* START *

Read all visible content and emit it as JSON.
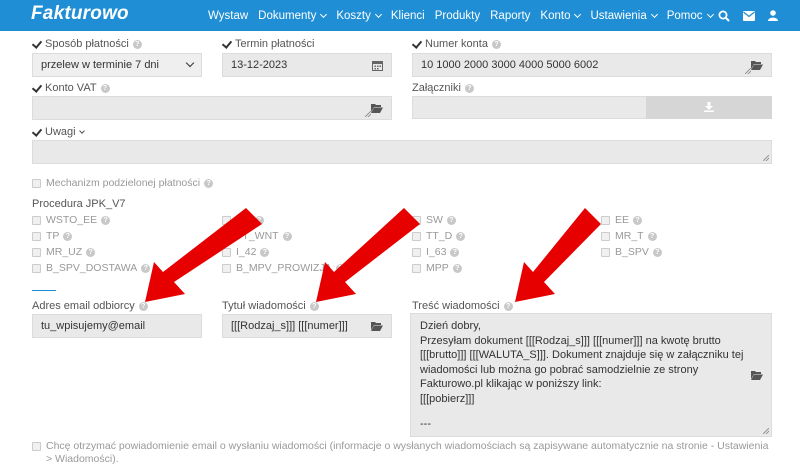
{
  "nav": {
    "logo": "Fakturowo",
    "items": [
      {
        "label": "Wystaw",
        "dropdown": false
      },
      {
        "label": "Dokumenty",
        "dropdown": true
      },
      {
        "label": "Koszty",
        "dropdown": true
      },
      {
        "label": "Klienci",
        "dropdown": false
      },
      {
        "label": "Produkty",
        "dropdown": false
      },
      {
        "label": "Raporty",
        "dropdown": false
      },
      {
        "label": "Konto",
        "dropdown": true
      },
      {
        "label": "Ustawienia",
        "dropdown": true
      },
      {
        "label": "Pomoc",
        "dropdown": true
      }
    ],
    "icons": [
      "search-icon",
      "mail-icon",
      "user-icon"
    ]
  },
  "payment": {
    "method_label": "Sposób płatności",
    "method_value": "przelew w terminie 7 dni",
    "term_label": "Termin płatności",
    "term_value": "13-12-2023",
    "account_label": "Numer konta",
    "account_value": "10 1000 2000 3000 4000 5000 6002",
    "vat_account_label": "Konto VAT",
    "vat_account_value": "",
    "attachments_label": "Załączniki",
    "notes_label": "Uwagi",
    "notes_value": ""
  },
  "split_payment": {
    "label": "Mechanizm podzielonej płatności"
  },
  "jpk": {
    "title": "Procedura JPK_V7",
    "col1": [
      "WSTO_EE",
      "TP",
      "MR_UZ",
      "B_SPV_DOSTAWA"
    ],
    "col2": [
      "ED",
      "TT_WNT",
      "I_42",
      "B_MPV_PROWIZJA"
    ],
    "col3": [
      "SW",
      "TT_D",
      "I_63",
      "MPP"
    ],
    "col4": [
      "EE",
      "MR_T",
      "B_SPV"
    ]
  },
  "email": {
    "address_label": "Adres email odbiorcy",
    "address_value": "tu_wpisujemy@email",
    "subject_label": "Tytuł wiadomości",
    "subject_value": "[[[Rodzaj_s]]] [[[numer]]]",
    "body_label": "Treść wiadomości",
    "body_lines": [
      "Dzień dobry,",
      "Przesyłam dokument [[[Rodzaj_s]]] [[[numer]]] na kwotę brutto",
      "[[[brutto]]] [[[WALUTA_S]]]. Dokument znajduje się w załączniku tej",
      "wiadomości lub można go pobrać samodzielnie ze strony",
      "Fakturowo.pl klikając w poniższy link:",
      "[[[pobierz]]]"
    ],
    "body_signature": "---"
  },
  "notify": {
    "label": "Chcę otrzymać powiadomienie email o wysłaniu wiadomości (informacje o wysłanych wiadomościach są zapisywane automatycznie na stronie - Ustawienia > Wiadomości)."
  },
  "colors": {
    "nav_bg": "#1f8ed4",
    "arrow": "#e60000",
    "field_bg": "#e9e9e9"
  }
}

* END *

:: What is being asked ::
Repeat the material above in full and exactly, omitting the pictures.

:: Result for this task ::
Read all visible content and emit it as JSON.
{
  "nav": {
    "logo": "Fakturowo",
    "items": [
      {
        "label": "Wystaw",
        "dropdown": false
      },
      {
        "label": "Dokumenty",
        "dropdown": true
      },
      {
        "label": "Koszty",
        "dropdown": true
      },
      {
        "label": "Klienci",
        "dropdown": false
      },
      {
        "label": "Produkty",
        "dropdown": false
      },
      {
        "label": "Raporty",
        "dropdown": false
      },
      {
        "label": "Konto",
        "dropdown": true
      },
      {
        "label": "Ustawienia",
        "dropdown": true
      },
      {
        "label": "Pomoc",
        "dropdown": true
      }
    ],
    "icons": [
      "search-icon",
      "mail-icon",
      "user-icon"
    ]
  },
  "payment": {
    "method_label": "Sposób płatności",
    "method_value": "przelew w terminie 7 dni",
    "term_label": "Termin płatności",
    "term_value": "13-12-2023",
    "account_label": "Numer konta",
    "account_value": "10 1000 2000 3000 4000 5000 6002",
    "vat_account_label": "Konto VAT",
    "vat_account_value": "",
    "attachments_label": "Załączniki",
    "notes_label": "Uwagi",
    "notes_value": ""
  },
  "split_payment": {
    "label": "Mechanizm podzielonej płatności"
  },
  "jpk": {
    "title": "Procedura JPK_V7",
    "col1": [
      "WSTO_EE",
      "TP",
      "MR_UZ",
      "B_SPV_DOSTAWA"
    ],
    "col2": [
      "ED",
      "TT_WNT",
      "I_42",
      "B_MPV_PROWIZJA"
    ],
    "col3": [
      "SW",
      "TT_D",
      "I_63",
      "MPP"
    ],
    "col4": [
      "EE",
      "MR_T",
      "B_SPV"
    ]
  },
  "email": {
    "address_label": "Adres email odbiorcy",
    "address_value": "tu_wpisujemy@email",
    "subject_label": "Tytuł wiadomości",
    "subject_value": "[[[Rodzaj_s]]] [[[numer]]]",
    "body_label": "Treść wiadomości",
    "body_lines": [
      "Dzień dobry,",
      "Przesyłam dokument [[[Rodzaj_s]]] [[[numer]]] na kwotę brutto",
      "[[[brutto]]] [[[WALUTA_S]]]. Dokument znajduje się w załączniku tej",
      "wiadomości lub można go pobrać samodzielnie ze strony",
      "Fakturowo.pl klikając w poniższy link:",
      "[[[pobierz]]]"
    ],
    "body_signature": "---"
  },
  "notify": {
    "label": "Chcę otrzymać powiadomienie email o wysłaniu wiadomości (informacje o wysłanych wiadomościach są zapisywane automatycznie na stronie - Ustawienia > Wiadomości)."
  },
  "colors": {
    "nav_bg": "#1f8ed4",
    "arrow": "#e60000",
    "field_bg": "#e9e9e9"
  }
}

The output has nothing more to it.